■ **Exercise brief**
Your answer is a single number: the count of lines that contain the string "firme".

***** Supplied entries

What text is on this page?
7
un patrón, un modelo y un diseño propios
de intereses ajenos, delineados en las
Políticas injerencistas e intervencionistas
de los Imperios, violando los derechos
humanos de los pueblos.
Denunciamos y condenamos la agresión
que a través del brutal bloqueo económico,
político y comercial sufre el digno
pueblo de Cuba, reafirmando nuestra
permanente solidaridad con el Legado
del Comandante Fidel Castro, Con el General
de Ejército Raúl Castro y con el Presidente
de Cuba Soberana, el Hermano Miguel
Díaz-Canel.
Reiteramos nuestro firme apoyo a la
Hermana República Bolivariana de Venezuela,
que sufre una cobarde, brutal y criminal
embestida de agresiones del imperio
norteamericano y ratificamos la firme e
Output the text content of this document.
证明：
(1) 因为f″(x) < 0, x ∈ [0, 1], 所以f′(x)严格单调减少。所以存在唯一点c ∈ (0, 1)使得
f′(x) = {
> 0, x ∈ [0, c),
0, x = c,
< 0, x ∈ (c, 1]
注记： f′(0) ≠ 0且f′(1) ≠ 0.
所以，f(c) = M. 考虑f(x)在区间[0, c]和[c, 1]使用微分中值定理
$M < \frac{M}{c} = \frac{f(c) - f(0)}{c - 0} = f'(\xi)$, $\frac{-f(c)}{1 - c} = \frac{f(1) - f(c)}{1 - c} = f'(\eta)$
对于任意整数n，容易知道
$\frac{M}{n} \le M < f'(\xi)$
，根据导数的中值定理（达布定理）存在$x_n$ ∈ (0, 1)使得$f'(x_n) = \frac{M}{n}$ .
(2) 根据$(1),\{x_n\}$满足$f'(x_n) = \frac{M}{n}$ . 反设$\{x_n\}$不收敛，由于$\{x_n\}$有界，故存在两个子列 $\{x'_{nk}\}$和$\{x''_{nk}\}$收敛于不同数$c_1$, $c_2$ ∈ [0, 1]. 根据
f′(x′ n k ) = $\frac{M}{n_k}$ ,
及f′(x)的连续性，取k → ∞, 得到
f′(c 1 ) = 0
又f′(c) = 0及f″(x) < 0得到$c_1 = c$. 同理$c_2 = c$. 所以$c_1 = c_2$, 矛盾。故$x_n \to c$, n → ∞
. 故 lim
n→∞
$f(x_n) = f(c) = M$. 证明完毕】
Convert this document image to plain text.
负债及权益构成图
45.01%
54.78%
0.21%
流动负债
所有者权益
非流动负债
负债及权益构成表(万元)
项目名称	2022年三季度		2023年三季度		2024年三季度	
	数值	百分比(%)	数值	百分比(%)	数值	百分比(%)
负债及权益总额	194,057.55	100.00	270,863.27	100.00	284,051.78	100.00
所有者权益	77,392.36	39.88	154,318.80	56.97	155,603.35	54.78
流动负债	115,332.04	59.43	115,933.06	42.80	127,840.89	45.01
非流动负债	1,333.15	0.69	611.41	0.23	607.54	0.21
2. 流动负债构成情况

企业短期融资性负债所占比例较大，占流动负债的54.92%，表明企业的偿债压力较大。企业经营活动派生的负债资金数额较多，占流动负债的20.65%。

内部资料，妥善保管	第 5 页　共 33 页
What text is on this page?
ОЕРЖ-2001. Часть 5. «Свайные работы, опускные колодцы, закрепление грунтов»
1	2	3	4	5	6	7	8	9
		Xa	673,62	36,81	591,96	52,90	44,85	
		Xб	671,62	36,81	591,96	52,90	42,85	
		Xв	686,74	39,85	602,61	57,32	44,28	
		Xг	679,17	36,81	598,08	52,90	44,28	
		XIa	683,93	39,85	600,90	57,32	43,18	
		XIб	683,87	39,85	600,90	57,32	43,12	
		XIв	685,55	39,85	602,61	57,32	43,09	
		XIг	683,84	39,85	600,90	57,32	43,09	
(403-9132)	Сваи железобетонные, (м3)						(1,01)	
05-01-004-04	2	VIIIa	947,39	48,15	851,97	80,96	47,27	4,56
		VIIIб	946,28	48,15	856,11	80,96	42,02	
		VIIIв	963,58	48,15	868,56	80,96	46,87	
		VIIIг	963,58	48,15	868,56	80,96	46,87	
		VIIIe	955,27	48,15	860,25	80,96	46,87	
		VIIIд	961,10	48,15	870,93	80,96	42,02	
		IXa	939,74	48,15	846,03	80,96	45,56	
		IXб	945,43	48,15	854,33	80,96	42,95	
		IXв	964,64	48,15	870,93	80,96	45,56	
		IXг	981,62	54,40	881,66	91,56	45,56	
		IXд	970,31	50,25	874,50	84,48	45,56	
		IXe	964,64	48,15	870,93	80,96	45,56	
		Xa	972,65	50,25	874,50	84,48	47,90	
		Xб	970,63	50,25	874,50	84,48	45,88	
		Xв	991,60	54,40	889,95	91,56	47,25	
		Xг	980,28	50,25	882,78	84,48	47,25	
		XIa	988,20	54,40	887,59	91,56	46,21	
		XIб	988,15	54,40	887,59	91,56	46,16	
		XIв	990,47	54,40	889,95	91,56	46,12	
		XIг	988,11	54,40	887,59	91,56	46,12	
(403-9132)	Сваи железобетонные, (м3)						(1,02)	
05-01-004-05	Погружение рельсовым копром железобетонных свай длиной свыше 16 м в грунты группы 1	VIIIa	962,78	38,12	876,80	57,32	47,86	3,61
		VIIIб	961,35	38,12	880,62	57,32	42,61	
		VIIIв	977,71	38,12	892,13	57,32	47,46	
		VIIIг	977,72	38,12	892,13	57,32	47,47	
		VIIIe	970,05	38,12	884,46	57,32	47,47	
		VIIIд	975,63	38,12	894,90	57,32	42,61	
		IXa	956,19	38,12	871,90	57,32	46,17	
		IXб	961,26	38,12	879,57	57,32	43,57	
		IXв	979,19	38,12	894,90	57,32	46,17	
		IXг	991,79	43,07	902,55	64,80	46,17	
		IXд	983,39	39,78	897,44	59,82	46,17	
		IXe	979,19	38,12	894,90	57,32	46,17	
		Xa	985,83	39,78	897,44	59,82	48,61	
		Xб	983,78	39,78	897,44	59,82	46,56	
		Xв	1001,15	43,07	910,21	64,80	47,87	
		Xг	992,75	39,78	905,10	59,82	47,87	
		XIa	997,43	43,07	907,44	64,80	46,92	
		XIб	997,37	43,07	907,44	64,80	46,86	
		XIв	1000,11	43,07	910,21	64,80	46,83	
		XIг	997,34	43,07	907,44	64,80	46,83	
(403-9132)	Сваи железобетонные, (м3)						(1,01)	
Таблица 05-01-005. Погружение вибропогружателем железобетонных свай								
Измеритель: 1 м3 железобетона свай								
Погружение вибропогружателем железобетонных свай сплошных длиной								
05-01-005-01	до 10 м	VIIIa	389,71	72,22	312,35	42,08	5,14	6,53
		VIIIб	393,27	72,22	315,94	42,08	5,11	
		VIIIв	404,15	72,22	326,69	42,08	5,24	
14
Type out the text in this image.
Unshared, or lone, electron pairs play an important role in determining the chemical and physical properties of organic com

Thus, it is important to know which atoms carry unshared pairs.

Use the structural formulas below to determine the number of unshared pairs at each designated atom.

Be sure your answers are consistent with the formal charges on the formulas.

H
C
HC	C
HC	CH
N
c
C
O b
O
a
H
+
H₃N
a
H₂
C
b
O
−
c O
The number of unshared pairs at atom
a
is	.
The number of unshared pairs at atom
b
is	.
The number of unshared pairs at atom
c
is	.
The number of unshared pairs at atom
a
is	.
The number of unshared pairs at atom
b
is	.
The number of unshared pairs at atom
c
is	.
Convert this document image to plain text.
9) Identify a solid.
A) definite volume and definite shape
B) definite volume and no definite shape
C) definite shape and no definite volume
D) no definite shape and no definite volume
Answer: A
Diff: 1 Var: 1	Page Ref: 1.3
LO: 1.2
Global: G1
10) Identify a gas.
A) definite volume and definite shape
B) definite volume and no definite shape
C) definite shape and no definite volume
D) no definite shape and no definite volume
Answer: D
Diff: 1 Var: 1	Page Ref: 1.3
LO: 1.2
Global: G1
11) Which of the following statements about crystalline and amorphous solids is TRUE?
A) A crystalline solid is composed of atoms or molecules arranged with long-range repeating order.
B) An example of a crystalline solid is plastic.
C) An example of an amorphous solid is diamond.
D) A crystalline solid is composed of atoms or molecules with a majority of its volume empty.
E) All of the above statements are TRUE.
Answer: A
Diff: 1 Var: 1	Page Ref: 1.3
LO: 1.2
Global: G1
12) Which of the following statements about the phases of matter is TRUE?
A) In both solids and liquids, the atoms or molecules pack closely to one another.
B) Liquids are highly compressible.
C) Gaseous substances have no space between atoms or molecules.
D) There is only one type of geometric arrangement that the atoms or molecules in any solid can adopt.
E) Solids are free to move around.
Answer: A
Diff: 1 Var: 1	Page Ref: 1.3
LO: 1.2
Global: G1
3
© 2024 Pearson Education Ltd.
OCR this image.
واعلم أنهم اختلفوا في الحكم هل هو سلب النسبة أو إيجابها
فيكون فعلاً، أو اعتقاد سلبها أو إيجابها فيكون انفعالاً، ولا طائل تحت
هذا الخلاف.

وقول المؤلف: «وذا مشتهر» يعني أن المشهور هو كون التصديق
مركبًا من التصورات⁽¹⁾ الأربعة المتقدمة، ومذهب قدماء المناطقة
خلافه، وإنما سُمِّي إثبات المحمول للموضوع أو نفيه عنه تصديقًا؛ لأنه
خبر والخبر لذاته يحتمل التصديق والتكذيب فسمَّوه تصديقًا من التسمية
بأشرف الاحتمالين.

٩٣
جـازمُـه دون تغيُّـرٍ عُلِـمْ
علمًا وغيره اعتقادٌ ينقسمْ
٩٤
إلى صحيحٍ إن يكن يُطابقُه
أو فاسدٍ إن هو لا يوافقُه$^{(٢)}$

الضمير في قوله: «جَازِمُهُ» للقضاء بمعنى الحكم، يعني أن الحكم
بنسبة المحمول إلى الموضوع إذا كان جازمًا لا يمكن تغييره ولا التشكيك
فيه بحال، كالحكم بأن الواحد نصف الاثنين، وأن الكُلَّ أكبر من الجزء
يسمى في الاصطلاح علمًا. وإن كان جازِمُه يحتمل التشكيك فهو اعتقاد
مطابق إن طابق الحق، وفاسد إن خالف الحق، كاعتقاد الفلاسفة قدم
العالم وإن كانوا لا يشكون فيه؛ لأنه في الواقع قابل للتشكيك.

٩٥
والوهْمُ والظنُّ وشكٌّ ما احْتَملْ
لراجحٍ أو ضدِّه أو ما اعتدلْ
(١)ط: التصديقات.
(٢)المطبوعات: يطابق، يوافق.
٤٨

**********

■ **Response**
2